* [GOAL]:
The records should be written out in full, with nothing altered.

* [RAW DATA]:
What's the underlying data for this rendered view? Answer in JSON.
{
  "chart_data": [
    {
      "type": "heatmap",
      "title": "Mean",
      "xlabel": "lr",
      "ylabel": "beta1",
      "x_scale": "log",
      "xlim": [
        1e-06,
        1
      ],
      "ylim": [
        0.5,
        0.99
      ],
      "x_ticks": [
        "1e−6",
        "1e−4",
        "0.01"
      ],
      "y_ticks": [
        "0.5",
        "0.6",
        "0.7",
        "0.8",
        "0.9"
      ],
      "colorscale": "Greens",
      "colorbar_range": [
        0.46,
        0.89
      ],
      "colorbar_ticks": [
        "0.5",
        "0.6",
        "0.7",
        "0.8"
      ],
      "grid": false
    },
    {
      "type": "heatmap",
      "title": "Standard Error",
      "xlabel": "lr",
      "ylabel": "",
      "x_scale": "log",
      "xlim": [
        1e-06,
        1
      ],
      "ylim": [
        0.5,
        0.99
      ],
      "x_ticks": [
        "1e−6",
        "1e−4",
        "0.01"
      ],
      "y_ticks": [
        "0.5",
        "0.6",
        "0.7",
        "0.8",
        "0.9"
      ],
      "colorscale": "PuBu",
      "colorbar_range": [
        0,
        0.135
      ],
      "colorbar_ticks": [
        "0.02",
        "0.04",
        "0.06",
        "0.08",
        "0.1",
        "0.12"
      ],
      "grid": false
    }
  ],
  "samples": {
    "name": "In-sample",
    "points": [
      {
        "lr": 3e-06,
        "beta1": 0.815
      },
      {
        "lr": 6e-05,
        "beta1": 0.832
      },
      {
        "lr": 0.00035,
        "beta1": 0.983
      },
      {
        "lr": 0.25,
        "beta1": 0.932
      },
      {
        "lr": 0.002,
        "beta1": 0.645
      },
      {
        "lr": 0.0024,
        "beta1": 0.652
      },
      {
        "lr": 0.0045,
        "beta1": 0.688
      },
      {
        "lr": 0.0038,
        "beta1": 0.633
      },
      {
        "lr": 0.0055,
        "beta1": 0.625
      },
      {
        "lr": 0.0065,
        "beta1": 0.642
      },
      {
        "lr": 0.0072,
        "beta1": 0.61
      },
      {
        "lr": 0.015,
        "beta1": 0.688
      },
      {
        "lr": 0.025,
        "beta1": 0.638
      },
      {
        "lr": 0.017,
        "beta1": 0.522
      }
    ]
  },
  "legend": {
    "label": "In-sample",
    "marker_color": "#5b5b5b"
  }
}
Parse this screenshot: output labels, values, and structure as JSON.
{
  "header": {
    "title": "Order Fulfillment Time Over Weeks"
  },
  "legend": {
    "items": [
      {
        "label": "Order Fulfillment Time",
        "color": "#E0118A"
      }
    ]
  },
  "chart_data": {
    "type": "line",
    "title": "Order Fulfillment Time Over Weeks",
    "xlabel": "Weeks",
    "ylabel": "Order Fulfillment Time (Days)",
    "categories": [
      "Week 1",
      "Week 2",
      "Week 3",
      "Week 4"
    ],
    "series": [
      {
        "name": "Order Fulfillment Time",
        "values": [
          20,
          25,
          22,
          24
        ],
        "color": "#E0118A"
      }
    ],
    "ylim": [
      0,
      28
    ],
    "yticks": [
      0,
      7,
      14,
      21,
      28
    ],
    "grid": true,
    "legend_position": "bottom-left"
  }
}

* [PROBLEM SOLUTION]:
What's the underlying data for this rendered view? Answer in JSON.
{
  "chart_data": [
    {
      "type": "heatmap",
      "title": "Mean",
      "xlabel": "lr",
      "ylabel": "beta1",
      "x_scale": "log",
      "xlim": [
        1e-06,
        1
      ],
      "ylim": [
        0.5,
        0.99
      ],
      "x_ticks": [
        "1e−6",
        "1e−4",
        "0.01"
      ],
      "y_ticks": [
        "0.5",
        "0.6",
        "0.7",
        "0.8",
        "0.9"
      ],
      "colorscale": "Greens",
      "colorbar_range": [
        0.46,
        0.89
      ],
      "colorbar_ticks": [
        "0.5",
        "0.6",
        "0.7",
        "0.8"
      ],
      "grid": false
    },
    {
      "type": "heatmap",
      "title": "Standard Error",
      "xlabel": "lr",
      "ylabel": "",
      "x_scale": "log",
      "xlim": [
        1e-06,
        1
      ],
      "ylim": [
        0.5,
        0.99
      ],
      "x_ticks": [
        "1e−6",
        "1e−4",
        "0.01"
      ],
      "y_ticks": [
        "0.5",
        "0.6",
        "0.7",
        "0.8",
        "0.9"
      ],
      "colorscale": "PuBu",
      "colorbar_range": [
        0,
        0.135
      ],
      "colorbar_ticks": [
        "0.02",
        "0.04",
        "0.06",
        "0.08",
        "0.1",
        "0.12"
      ],
      "grid": false
    }
  ],
  "samples": {
    "name": "In-sample",
    "points": [
      {
        "lr": 3e-06,
        "beta1": 0.815
      },
      {
        "lr": 6e-05,
        "beta1": 0.832
      },
      {
        "lr": 0.00035,
        "beta1": 0.983
      },
      {
        "lr": 0.25,
        "beta1": 0.932
      },
      {
        "lr": 0.002,
        "beta1": 0.645
      },
      {
        "lr": 0.0024,
        "beta1": 0.652
      },
      {
        "lr": 0.0045,
        "beta1": 0.688
      },
      {
        "lr": 0.0038,
        "beta1": 0.633
      },
      {
        "lr": 0.0055,
        "beta1": 0.625
      },
      {
        "lr": 0.0065,
        "beta1": 0.642
      },
      {
        "lr": 0.0072,
        "beta1": 0.61
      },
      {
        "lr": 0.015,
        "beta1": 0.688
      },
      {
        "lr": 0.025,
        "beta1": 0.638
      },
      {
        "lr": 0.017,
        "beta1": 0.522
      }
    ]
  },
  "legend": {
    "label": "In-sample",
    "marker_color": "#5b5b5b"
  }
}
Parse this screenshot: output labels, values, and structure as JSON.
{
  "header": {
    "title": "Order Fulfillment Time Over Weeks"
  },
  "legend": {
    "items": [
      {
        "label": "Order Fulfillment Time",
        "color": "#E0118A"
      }
    ]
  },
  "chart_data": {
    "type": "line",
    "title": "Order Fulfillment Time Over Weeks",
    "xlabel": "Weeks",
    "ylabel": "Order Fulfillment Time (Days)",
    "categories": [
      "Week 1",
      "Week 2",
      "Week 3",
      "Week 4"
    ],
    "series": [
      {
        "name": "Order Fulfillment Time",
        "values": [
          20,
          25,
          22,
          24
        ],
        "color": "#E0118A"
      }
    ],
    "ylim": [
      0,
      28
    ],
    "yticks": [
      0,
      7,
      14,
      21,
      28
    ],
    "grid": true,
    "legend_position": "bottom-left"
  }
}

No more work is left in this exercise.